*Problem to work on*
Whenever a line contains the string "Coffee", copy it out of the entries.

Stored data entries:
——————————

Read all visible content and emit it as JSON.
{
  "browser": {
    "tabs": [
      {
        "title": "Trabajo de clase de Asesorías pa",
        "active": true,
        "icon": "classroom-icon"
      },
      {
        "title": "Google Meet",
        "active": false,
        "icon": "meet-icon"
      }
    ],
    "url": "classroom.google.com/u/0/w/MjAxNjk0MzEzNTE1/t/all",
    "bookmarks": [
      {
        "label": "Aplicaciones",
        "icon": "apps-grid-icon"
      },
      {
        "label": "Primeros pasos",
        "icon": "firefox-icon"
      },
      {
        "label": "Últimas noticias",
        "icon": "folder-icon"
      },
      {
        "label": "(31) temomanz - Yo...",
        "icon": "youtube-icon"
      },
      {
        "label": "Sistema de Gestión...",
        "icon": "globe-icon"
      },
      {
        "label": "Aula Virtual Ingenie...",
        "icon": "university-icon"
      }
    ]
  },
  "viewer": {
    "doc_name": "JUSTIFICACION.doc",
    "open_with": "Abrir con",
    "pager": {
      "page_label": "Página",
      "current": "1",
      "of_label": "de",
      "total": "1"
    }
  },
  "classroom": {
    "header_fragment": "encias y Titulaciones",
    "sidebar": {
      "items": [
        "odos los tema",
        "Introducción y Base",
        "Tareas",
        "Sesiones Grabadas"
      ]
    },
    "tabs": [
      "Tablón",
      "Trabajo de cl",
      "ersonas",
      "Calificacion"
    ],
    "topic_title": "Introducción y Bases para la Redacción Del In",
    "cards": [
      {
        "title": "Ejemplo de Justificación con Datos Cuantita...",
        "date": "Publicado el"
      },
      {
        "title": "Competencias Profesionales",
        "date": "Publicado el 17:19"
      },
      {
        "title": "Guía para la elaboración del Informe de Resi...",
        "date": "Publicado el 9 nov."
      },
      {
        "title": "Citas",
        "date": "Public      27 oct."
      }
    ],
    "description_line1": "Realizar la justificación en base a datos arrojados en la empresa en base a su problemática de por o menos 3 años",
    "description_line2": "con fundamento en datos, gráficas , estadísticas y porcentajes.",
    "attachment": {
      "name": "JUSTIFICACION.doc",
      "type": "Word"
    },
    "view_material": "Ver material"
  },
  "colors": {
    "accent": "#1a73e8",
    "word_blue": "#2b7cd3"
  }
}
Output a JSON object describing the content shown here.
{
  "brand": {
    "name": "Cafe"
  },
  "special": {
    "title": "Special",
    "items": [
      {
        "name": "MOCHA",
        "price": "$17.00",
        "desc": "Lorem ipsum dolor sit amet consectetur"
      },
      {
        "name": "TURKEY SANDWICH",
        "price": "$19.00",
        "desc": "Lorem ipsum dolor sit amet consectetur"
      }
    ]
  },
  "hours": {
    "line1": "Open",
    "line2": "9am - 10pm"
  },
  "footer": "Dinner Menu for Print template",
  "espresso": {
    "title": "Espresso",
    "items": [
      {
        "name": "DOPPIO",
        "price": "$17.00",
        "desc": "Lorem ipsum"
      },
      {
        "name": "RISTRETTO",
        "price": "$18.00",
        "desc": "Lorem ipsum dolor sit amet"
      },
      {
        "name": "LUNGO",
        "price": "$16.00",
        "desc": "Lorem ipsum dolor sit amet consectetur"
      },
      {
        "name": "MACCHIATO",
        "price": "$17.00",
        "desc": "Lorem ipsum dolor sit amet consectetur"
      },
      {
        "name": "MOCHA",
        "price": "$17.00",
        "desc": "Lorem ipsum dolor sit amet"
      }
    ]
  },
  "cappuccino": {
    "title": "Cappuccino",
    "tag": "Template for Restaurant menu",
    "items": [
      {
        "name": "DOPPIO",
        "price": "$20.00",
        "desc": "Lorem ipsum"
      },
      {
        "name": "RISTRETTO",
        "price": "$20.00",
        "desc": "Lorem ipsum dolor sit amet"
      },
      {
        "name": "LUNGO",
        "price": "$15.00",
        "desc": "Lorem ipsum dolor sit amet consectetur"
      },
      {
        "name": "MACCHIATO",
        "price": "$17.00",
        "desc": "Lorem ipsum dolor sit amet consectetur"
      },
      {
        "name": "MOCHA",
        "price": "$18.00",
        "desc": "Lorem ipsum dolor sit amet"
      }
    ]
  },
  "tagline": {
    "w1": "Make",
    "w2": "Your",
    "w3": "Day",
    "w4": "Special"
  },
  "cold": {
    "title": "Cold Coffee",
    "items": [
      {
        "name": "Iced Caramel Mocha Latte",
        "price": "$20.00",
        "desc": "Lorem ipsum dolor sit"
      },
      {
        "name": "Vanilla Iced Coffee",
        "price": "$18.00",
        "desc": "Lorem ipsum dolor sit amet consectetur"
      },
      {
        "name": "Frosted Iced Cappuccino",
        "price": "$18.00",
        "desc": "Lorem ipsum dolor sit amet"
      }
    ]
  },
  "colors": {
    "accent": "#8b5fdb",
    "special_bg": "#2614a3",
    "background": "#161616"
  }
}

——————————

*Task answer*
    "title": "Cold Coffee",
        "name": "Vanilla Iced Coffee",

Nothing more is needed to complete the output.